[Start of Data for this exercise]

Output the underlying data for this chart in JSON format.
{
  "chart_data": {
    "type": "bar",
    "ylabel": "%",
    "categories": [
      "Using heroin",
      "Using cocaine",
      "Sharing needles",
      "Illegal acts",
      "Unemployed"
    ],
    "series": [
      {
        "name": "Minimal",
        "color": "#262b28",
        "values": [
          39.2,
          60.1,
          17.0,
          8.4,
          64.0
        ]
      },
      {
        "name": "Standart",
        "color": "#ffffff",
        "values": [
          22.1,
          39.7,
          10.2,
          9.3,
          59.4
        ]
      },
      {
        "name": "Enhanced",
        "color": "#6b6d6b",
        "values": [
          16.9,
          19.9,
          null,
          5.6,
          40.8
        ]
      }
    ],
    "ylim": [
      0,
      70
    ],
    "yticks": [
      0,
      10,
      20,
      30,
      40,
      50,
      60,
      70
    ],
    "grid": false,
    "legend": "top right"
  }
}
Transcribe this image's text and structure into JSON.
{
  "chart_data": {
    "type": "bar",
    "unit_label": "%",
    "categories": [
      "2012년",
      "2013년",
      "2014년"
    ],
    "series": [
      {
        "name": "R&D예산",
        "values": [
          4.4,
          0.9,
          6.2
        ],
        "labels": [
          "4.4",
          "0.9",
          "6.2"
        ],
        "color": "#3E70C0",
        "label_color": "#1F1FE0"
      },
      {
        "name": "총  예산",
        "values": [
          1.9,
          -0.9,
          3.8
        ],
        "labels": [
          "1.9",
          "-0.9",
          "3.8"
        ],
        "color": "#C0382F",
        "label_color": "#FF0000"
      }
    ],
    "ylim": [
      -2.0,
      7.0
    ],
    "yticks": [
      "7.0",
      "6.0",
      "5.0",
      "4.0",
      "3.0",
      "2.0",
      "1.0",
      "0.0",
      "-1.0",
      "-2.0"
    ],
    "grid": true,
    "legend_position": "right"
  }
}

[End of Data for this exercise]

**What the task requires**:
Pick out every line above that holds the word "name" and copy it.

**Solution to the exercise**:
        "name": "Minimal",
        "name": "Standart",
        "name": "Enhanced",
        "name": "R&D예산",
        "name": "총  예산",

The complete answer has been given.